### REQUIREMENTS
Without the pictures, reproduce the records that follow exactly.

### RECORDS SHOWN
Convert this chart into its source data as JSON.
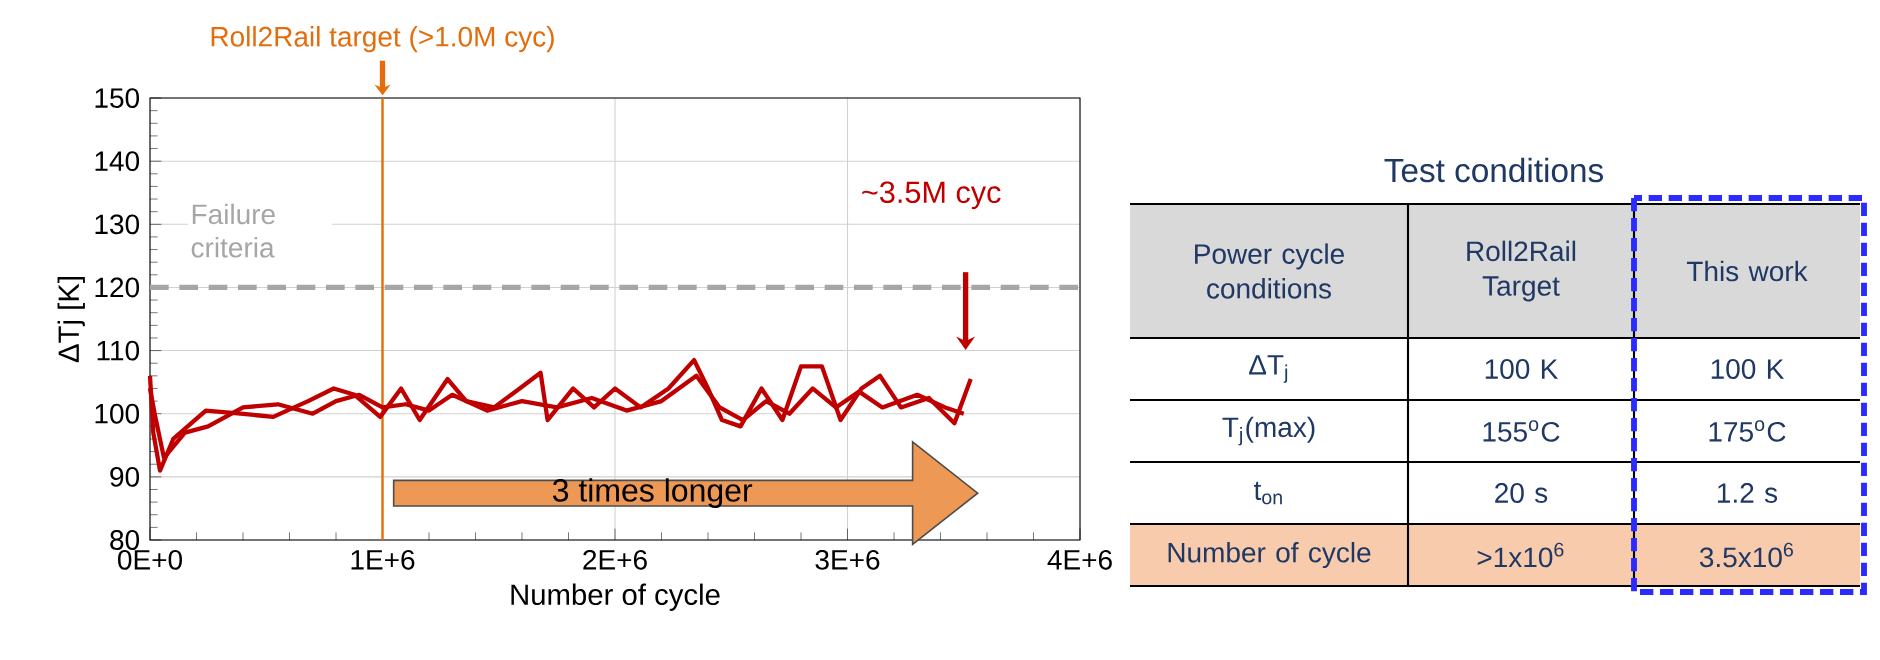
{
  "chart_data": [
    {
      "type": "line",
      "xlabel": "Number of cycle",
      "ylabel": "ΔTj [K]",
      "xlim": [
        0,
        4000000
      ],
      "ylim": [
        80,
        150
      ],
      "xticks": [
        {
          "value": 0,
          "label": "0E+0"
        },
        {
          "value": 1000000,
          "label": "1E+6"
        },
        {
          "value": 2000000,
          "label": "2E+6"
        },
        {
          "value": 3000000,
          "label": "3E+6"
        },
        {
          "value": 4000000,
          "label": "4E+6"
        }
      ],
      "yticks": [
        80,
        90,
        100,
        110,
        120,
        130,
        140,
        150
      ],
      "grid": true,
      "line_style": "solid",
      "series": [
        {
          "color": "#c00000",
          "x": [
            0,
            14000,
            43000,
            100000,
            240000,
            390000,
            530000,
            680000,
            790000,
            880000,
            990000,
            1080000,
            1160000,
            1280000,
            1360000,
            1480000,
            1590000,
            1680000,
            1710000,
            1820000,
            1910000,
            2000000,
            2110000,
            2230000,
            2340000,
            2400000,
            2460000,
            2540000,
            2630000,
            2720000,
            2800000,
            2890000,
            2970000,
            3060000,
            3140000,
            3230000,
            3350000,
            3460000,
            3530000
          ],
          "values": [
            106,
            97,
            91,
            96,
            100.5,
            100,
            99.5,
            102,
            104,
            103,
            99.5,
            104,
            99,
            105.5,
            102,
            101,
            104,
            106.5,
            99,
            104,
            101,
            104,
            101,
            104,
            108.5,
            104,
            99,
            98,
            104,
            99,
            107.5,
            107.5,
            99,
            104,
            106,
            101,
            102.5,
            98.5,
            105.5
          ]
        },
        {
          "color": "#c00000",
          "x": [
            0,
            20000,
            60000,
            150000,
            250000,
            400000,
            550000,
            700000,
            800000,
            900000,
            1000000,
            1100000,
            1200000,
            1300000,
            1450000,
            1600000,
            1750000,
            1900000,
            2050000,
            2200000,
            2350000,
            2450000,
            2550000,
            2650000,
            2750000,
            2850000,
            2950000,
            3050000,
            3150000,
            3300000,
            3420000,
            3500000
          ],
          "values": [
            104,
            100,
            93,
            97,
            98,
            101,
            101.5,
            100,
            102,
            103,
            101,
            101.5,
            100.5,
            103,
            100.5,
            102,
            101,
            102.5,
            100.5,
            102,
            106,
            101,
            99,
            102,
            100,
            104,
            101,
            103.5,
            101,
            103,
            101,
            100
          ]
        }
      ],
      "ref_lines": [
        {
          "axis": "x",
          "value": 1000000,
          "label": "Roll2Rail target (>1.0M cyc)",
          "color": "#e46c0a",
          "line_style": "solid"
        },
        {
          "axis": "y",
          "value": 120,
          "label": "Failure criteria",
          "color": "#a6a6a6",
          "line_style": "dashed"
        }
      ],
      "annotations": [
        "~3.5M cyc",
        "3 times longer"
      ]
    },
    {
      "type": "other",
      "title": "Test conditions",
      "annotations": [
        "Power cycle conditions",
        "Roll2Rail Target",
        "This work",
        "ΔT$_{j}$",
        "100 K",
        "100 K",
        "T$_{j}$(max)",
        "155$^{o}$C",
        "175$^{o}$C",
        "t$_{on}$",
        "20 s",
        "1.2 s",
        "Number of cycle",
        ">1x10$^{6}$",
        "3.5x10$^{6}$"
      ]
    }
  ]
}
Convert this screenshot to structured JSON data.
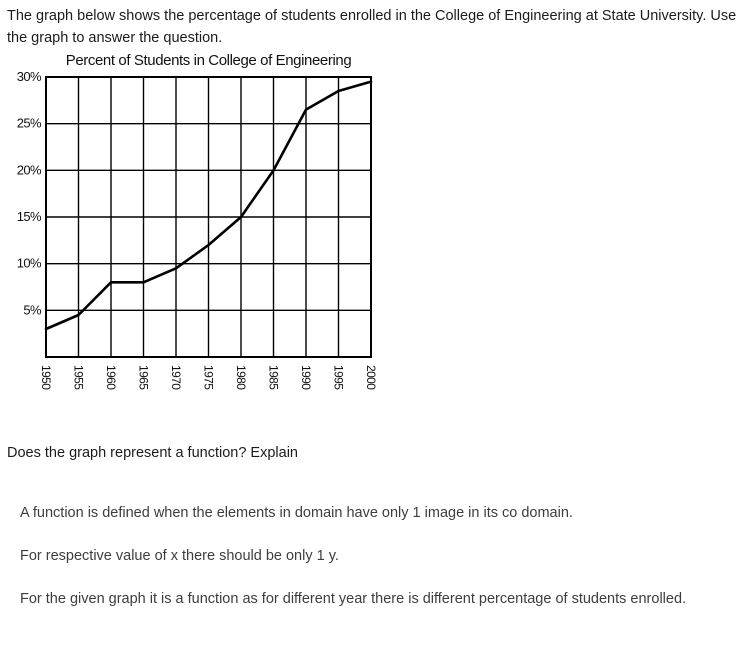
{
  "page": {
    "intro_line": "The graph below shows the percentage of students enrolled in the College of Engineering at State University. Use the graph to answer the question.",
    "question": "Does the graph represent a function? Explain",
    "answer_lines": [
      "A function is defined when the elements in domain have only 1 image in its co domain.",
      "For respective value of x there should be only 1 y.",
      "For the given graph it is a function as for different year there is different percentage of students enrolled."
    ]
  },
  "chart_data": {
    "type": "line",
    "title": "Percent of Students in College of Engineering",
    "x": [
      1950,
      1955,
      1960,
      1965,
      1970,
      1975,
      1980,
      1985,
      1990,
      1995,
      2000
    ],
    "values": [
      3,
      4.5,
      8,
      8,
      9.5,
      12,
      15,
      20,
      26.5,
      28.5,
      29.5
    ],
    "xlabel": "",
    "ylabel": "",
    "xtick_labels": [
      "1950",
      "1955",
      "1960",
      "1965",
      "1970",
      "1975",
      "1980",
      "1985",
      "1990",
      "1995",
      "2000"
    ],
    "ytick_labels": [
      "5%",
      "10%",
      "15%",
      "20%",
      "25%",
      "30%"
    ],
    "xlim": [
      1950,
      2000
    ],
    "ylim": [
      0,
      30
    ],
    "grid": true,
    "legend": false,
    "line_color": "#000000",
    "grid_color": "#000000"
  }
}
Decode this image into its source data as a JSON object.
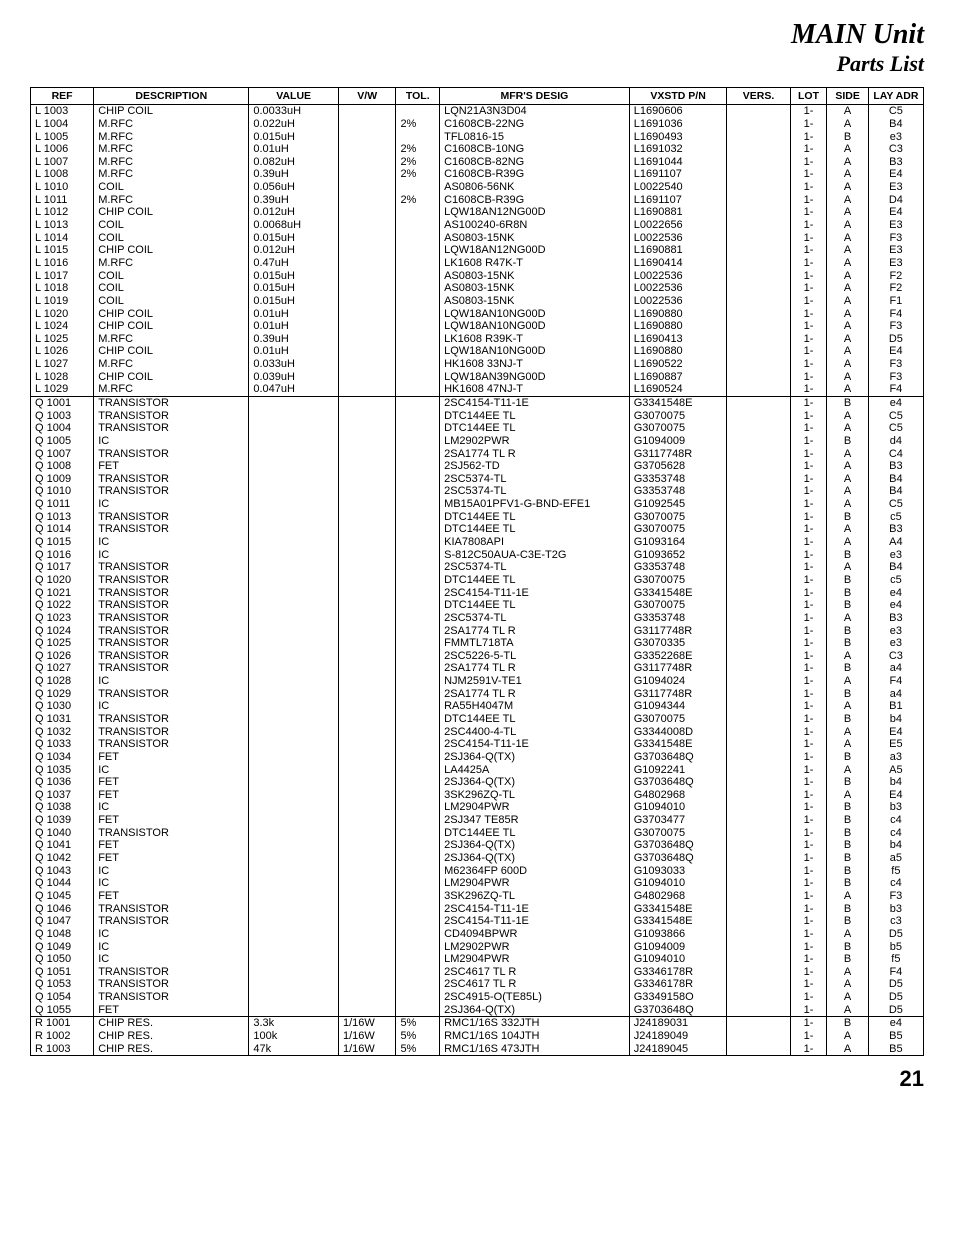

### CORRECT ANSWER
Convert this chart into its source data as JSON.
{
  "chart_data": [
    {
      "type": "line",
      "xlabel": "Number of cycle",
      "ylabel": "ΔTj [K]",
      "xlim": [
        0,
        4000000
      ],
      "ylim": [
        80,
        150
      ],
      "xticks": [
        {
          "value": 0,
          "label": "0E+0"
        },
        {
          "value": 1000000,
          "label": "1E+6"
        },
        {
          "value": 2000000,
          "label": "2E+6"
        },
        {
          "value": 3000000,
          "label": "3E+6"
        },
        {
          "value": 4000000,
          "label": "4E+6"
        }
      ],
      "yticks": [
        80,
        90,
        100,
        110,
        120,
        130,
        140,
        150
      ],
      "grid": true,
      "line_style": "solid",
      "series": [
        {
          "color": "#c00000",
          "x": [
            0,
            14000,
            43000,
            100000,
            240000,
            390000,
            530000,
            680000,
            790000,
            880000,
            990000,
            1080000,
            1160000,
            1280000,
            1360000,
            1480000,
            1590000,
            1680000,
            1710000,
            1820000,
            1910000,
            2000000,
            2110000,
            2230000,
            2340000,
            2400000,
            2460000,
            2540000,
            2630000,
            2720000,
            2800000,
            2890000,
            2970000,
            3060000,
            3140000,
            3230000,
            3350000,
            3460000,
            3530000
          ],
          "values": [
            106,
            97,
            91,
            96,
            100.5,
            100,
            99.5,
            102,
            104,
            103,
            99.5,
            104,
            99,
            105.5,
            102,
            101,
            104,
            106.5,
            99,
            104,
            101,
            104,
            101,
            104,
            108.5,
            104,
            99,
            98,
            104,
            99,
            107.5,
            107.5,
            99,
            104,
            106,
            101,
            102.5,
            98.5,
            105.5
          ]
        },
        {
          "color": "#c00000",
          "x": [
            0,
            20000,
            60000,
            150000,
            250000,
            400000,
            550000,
            700000,
            800000,
            900000,
            1000000,
            1100000,
            1200000,
            1300000,
            1450000,
            1600000,
            1750000,
            1900000,
            2050000,
            2200000,
            2350000,
            2450000,
            2550000,
            2650000,
            2750000,
            2850000,
            2950000,
            3050000,
            3150000,
            3300000,
            3420000,
            3500000
          ],
          "values": [
            104,
            100,
            93,
            97,
            98,
            101,
            101.5,
            100,
            102,
            103,
            101,
            101.5,
            100.5,
            103,
            100.5,
            102,
            101,
            102.5,
            100.5,
            102,
            106,
            101,
            99,
            102,
            100,
            104,
            101,
            103.5,
            101,
            103,
            101,
            100
          ]
        }
      ],
      "ref_lines": [
        {
          "axis": "x",
          "value": 1000000,
          "label": "Roll2Rail target (>1.0M cyc)",
          "color": "#e46c0a",
          "line_style": "solid"
        },
        {
          "axis": "y",
          "value": 120,
          "label": "Failure criteria",
          "color": "#a6a6a6",
          "line_style": "dashed"
        }
      ],
      "annotations": [
        "~3.5M cyc",
        "3 times longer"
      ]
    },
    {
      "type": "other",
      "title": "Test conditions",
      "annotations": [
        "Power cycle conditions",
        "Roll2Rail Target",
        "This work",
        "ΔT$_{j}$",
        "100 K",
        "100 K",
        "T$_{j}$(max)",
        "155$^{o}$C",
        "175$^{o}$C",
        "t$_{on}$",
        "20 s",
        "1.2 s",
        "Number of cycle",
        ">1x10$^{6}$",
        "3.5x10$^{6}$"
      ]
    }
  ]
}
Convert this screenshot to structured JSON data.
{
  "page": {
    "intro_line": "The graph below shows the percentage of students enrolled in the College of Engineering at State University. Use the graph to answer the question.",
    "question": "Does the graph represent a function? Explain",
    "answer_lines": [
      "A function is defined when the elements in domain have only 1 image in its co domain.",
      "For respective value of x there should be only 1 y.",
      "For the given graph it is a function as for different year there is different percentage of students enrolled."
    ]
  },
  "chart_data": {
    "type": "line",
    "title": "Percent of Students in College of Engineering",
    "x": [
      1950,
      1955,
      1960,
      1965,
      1970,
      1975,
      1980,
      1985,
      1990,
      1995,
      2000
    ],
    "values": [
      3,
      4.5,
      8,
      8,
      9.5,
      12,
      15,
      20,
      26.5,
      28.5,
      29.5
    ],
    "xlabel": "",
    "ylabel": "",
    "xtick_labels": [
      "1950",
      "1955",
      "1960",
      "1965",
      "1970",
      "1975",
      "1980",
      "1985",
      "1990",
      "1995",
      "2000"
    ],
    "ytick_labels": [
      "5%",
      "10%",
      "15%",
      "20%",
      "25%",
      "30%"
    ],
    "xlim": [
      1950,
      2000
    ],
    "ylim": [
      0,
      30
    ],
    "grid": true,
    "legend": false,
    "line_color": "#000000",
    "grid_color": "#000000"
  }
}
Decode this image into its source data as a JSON object.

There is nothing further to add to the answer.